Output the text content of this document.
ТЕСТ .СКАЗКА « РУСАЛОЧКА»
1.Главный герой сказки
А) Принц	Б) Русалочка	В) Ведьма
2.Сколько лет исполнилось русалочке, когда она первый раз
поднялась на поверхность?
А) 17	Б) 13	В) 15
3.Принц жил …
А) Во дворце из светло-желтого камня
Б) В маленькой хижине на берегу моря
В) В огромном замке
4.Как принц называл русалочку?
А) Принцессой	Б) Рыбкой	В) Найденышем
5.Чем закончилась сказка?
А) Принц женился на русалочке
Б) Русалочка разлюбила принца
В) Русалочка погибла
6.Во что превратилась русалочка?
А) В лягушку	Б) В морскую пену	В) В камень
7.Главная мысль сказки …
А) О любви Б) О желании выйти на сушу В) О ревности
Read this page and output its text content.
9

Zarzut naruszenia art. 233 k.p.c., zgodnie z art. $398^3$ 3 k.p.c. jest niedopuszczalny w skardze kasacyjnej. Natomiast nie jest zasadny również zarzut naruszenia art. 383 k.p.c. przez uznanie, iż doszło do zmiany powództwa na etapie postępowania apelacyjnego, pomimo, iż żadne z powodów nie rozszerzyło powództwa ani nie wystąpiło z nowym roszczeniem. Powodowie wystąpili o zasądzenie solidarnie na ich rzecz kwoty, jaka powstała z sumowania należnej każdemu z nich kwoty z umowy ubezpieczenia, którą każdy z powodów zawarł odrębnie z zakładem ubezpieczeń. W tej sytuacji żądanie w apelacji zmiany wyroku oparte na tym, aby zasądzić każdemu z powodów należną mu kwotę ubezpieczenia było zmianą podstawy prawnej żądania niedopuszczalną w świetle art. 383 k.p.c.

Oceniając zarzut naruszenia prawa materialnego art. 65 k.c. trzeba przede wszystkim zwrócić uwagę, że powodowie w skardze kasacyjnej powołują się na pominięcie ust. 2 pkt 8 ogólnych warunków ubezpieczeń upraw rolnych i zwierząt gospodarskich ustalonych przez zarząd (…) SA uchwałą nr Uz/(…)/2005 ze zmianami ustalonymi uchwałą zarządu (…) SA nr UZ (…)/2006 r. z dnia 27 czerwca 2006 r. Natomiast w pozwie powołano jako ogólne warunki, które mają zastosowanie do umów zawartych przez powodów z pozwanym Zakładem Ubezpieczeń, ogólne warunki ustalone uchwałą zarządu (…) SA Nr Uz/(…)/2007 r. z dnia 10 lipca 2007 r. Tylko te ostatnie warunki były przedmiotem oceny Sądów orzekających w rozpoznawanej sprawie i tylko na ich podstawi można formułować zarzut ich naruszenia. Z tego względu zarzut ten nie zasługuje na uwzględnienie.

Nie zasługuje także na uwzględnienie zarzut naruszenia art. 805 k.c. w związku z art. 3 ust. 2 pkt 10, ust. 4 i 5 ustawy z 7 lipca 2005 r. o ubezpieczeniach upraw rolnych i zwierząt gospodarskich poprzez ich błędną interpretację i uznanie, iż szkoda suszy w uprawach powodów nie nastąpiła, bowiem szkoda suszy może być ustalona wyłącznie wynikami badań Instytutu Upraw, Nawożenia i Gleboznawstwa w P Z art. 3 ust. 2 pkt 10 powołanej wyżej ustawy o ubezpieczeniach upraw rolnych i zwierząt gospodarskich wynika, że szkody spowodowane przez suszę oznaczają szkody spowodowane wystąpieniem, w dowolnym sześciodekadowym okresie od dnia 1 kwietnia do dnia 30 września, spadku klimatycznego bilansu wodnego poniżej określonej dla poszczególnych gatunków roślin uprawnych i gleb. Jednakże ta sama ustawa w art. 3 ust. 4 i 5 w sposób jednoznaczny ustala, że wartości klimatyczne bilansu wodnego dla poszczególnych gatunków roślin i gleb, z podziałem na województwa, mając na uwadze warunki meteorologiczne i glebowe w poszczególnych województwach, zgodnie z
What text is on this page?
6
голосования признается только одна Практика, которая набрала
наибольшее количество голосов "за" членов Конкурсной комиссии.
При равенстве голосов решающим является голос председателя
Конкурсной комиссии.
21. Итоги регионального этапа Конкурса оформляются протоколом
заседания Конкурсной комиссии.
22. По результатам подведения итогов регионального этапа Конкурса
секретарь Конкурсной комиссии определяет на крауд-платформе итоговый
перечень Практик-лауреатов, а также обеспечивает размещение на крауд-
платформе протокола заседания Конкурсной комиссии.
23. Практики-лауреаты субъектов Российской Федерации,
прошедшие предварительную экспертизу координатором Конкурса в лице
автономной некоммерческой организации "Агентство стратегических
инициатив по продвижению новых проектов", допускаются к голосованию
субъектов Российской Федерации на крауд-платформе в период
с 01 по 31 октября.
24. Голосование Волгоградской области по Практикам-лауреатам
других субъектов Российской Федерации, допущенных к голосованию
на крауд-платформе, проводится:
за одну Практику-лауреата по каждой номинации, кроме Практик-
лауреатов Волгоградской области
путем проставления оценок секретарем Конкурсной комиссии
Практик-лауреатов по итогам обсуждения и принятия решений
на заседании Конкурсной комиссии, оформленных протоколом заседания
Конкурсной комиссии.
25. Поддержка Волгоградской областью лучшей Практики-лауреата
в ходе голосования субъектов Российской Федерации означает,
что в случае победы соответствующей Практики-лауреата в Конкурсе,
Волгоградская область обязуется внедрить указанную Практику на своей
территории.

● Given instruction
Every record above needs to be repeated word for word.

● Correct result
Output the text content of this document.
ТЕСТ .СКАЗКА « РУСАЛОЧКА»
1.Главный герой сказки
А) Принц	Б) Русалочка	В) Ведьма
2.Сколько лет исполнилось русалочке, когда она первый раз
поднялась на поверхность?
А) 17	Б) 13	В) 15
3.Принц жил …
А) Во дворце из светло-желтого камня
Б) В маленькой хижине на берегу моря
В) В огромном замке
4.Как принц называл русалочку?
А) Принцессой	Б) Рыбкой	В) Найденышем
5.Чем закончилась сказка?
А) Принц женился на русалочке
Б) Русалочка разлюбила принца
В) Русалочка погибла
6.Во что превратилась русалочка?
А) В лягушку	Б) В морскую пену	В) В камень
7.Главная мысль сказки …
А) О любви Б) О желании выйти на сушу В) О ревности
Read this page and output its text content.
9

Zarzut naruszenia art. 233 k.p.c., zgodnie z art. $398^3$ 3 k.p.c. jest niedopuszczalny w skardze kasacyjnej. Natomiast nie jest zasadny również zarzut naruszenia art. 383 k.p.c. przez uznanie, iż doszło do zmiany powództwa na etapie postępowania apelacyjnego, pomimo, iż żadne z powodów nie rozszerzyło powództwa ani nie wystąpiło z nowym roszczeniem. Powodowie wystąpili o zasądzenie solidarnie na ich rzecz kwoty, jaka powstała z sumowania należnej każdemu z nich kwoty z umowy ubezpieczenia, którą każdy z powodów zawarł odrębnie z zakładem ubezpieczeń. W tej sytuacji żądanie w apelacji zmiany wyroku oparte na tym, aby zasądzić każdemu z powodów należną mu kwotę ubezpieczenia było zmianą podstawy prawnej żądania niedopuszczalną w świetle art. 383 k.p.c.

Oceniając zarzut naruszenia prawa materialnego art. 65 k.c. trzeba przede wszystkim zwrócić uwagę, że powodowie w skardze kasacyjnej powołują się na pominięcie ust. 2 pkt 8 ogólnych warunków ubezpieczeń upraw rolnych i zwierząt gospodarskich ustalonych przez zarząd (…) SA uchwałą nr Uz/(…)/2005 ze zmianami ustalonymi uchwałą zarządu (…) SA nr UZ (…)/2006 r. z dnia 27 czerwca 2006 r. Natomiast w pozwie powołano jako ogólne warunki, które mają zastosowanie do umów zawartych przez powodów z pozwanym Zakładem Ubezpieczeń, ogólne warunki ustalone uchwałą zarządu (…) SA Nr Uz/(…)/2007 r. z dnia 10 lipca 2007 r. Tylko te ostatnie warunki były przedmiotem oceny Sądów orzekających w rozpoznawanej sprawie i tylko na ich podstawi można formułować zarzut ich naruszenia. Z tego względu zarzut ten nie zasługuje na uwzględnienie.

Nie zasługuje także na uwzględnienie zarzut naruszenia art. 805 k.c. w związku z art. 3 ust. 2 pkt 10, ust. 4 i 5 ustawy z 7 lipca 2005 r. o ubezpieczeniach upraw rolnych i zwierząt gospodarskich poprzez ich błędną interpretację i uznanie, iż szkoda suszy w uprawach powodów nie nastąpiła, bowiem szkoda suszy może być ustalona wyłącznie wynikami badań Instytutu Upraw, Nawożenia i Gleboznawstwa w P Z art. 3 ust. 2 pkt 10 powołanej wyżej ustawy o ubezpieczeniach upraw rolnych i zwierząt gospodarskich wynika, że szkody spowodowane przez suszę oznaczają szkody spowodowane wystąpieniem, w dowolnym sześciodekadowym okresie od dnia 1 kwietnia do dnia 30 września, spadku klimatycznego bilansu wodnego poniżej określonej dla poszczególnych gatunków roślin uprawnych i gleb. Jednakże ta sama ustawa w art. 3 ust. 4 i 5 w sposób jednoznaczny ustala, że wartości klimatyczne bilansu wodnego dla poszczególnych gatunków roślin i gleb, z podziałem na województwa, mając na uwadze warunki meteorologiczne i glebowe w poszczególnych województwach, zgodnie z
What text is on this page?
6
голосования признается только одна Практика, которая набрала
наибольшее количество голосов "за" членов Конкурсной комиссии.
При равенстве голосов решающим является голос председателя
Конкурсной комиссии.
21. Итоги регионального этапа Конкурса оформляются протоколом
заседания Конкурсной комиссии.
22. По результатам подведения итогов регионального этапа Конкурса
секретарь Конкурсной комиссии определяет на крауд-платформе итоговый
перечень Практик-лауреатов, а также обеспечивает размещение на крауд-
платформе протокола заседания Конкурсной комиссии.
23. Практики-лауреаты субъектов Российской Федерации,
прошедшие предварительную экспертизу координатором Конкурса в лице
автономной некоммерческой организации "Агентство стратегических
инициатив по продвижению новых проектов", допускаются к голосованию
субъектов Российской Федерации на крауд-платформе в период
с 01 по 31 октября.
24. Голосование Волгоградской области по Практикам-лауреатам
других субъектов Российской Федерации, допущенных к голосованию
на крауд-платформе, проводится:
за одну Практику-лауреата по каждой номинации, кроме Практик-
лауреатов Волгоградской области
путем проставления оценок секретарем Конкурсной комиссии
Практик-лауреатов по итогам обсуждения и принятия решений
на заседании Конкурсной комиссии, оформленных протоколом заседания
Конкурсной комиссии.
25. Поддержка Волгоградской областью лучшей Практики-лауреата
в ходе голосования субъектов Российской Федерации означает,
что в случае победы соответствующей Практики-лауреата в Конкурсе,
Волгоградская область обязуется внедрить указанную Практику на своей
территории.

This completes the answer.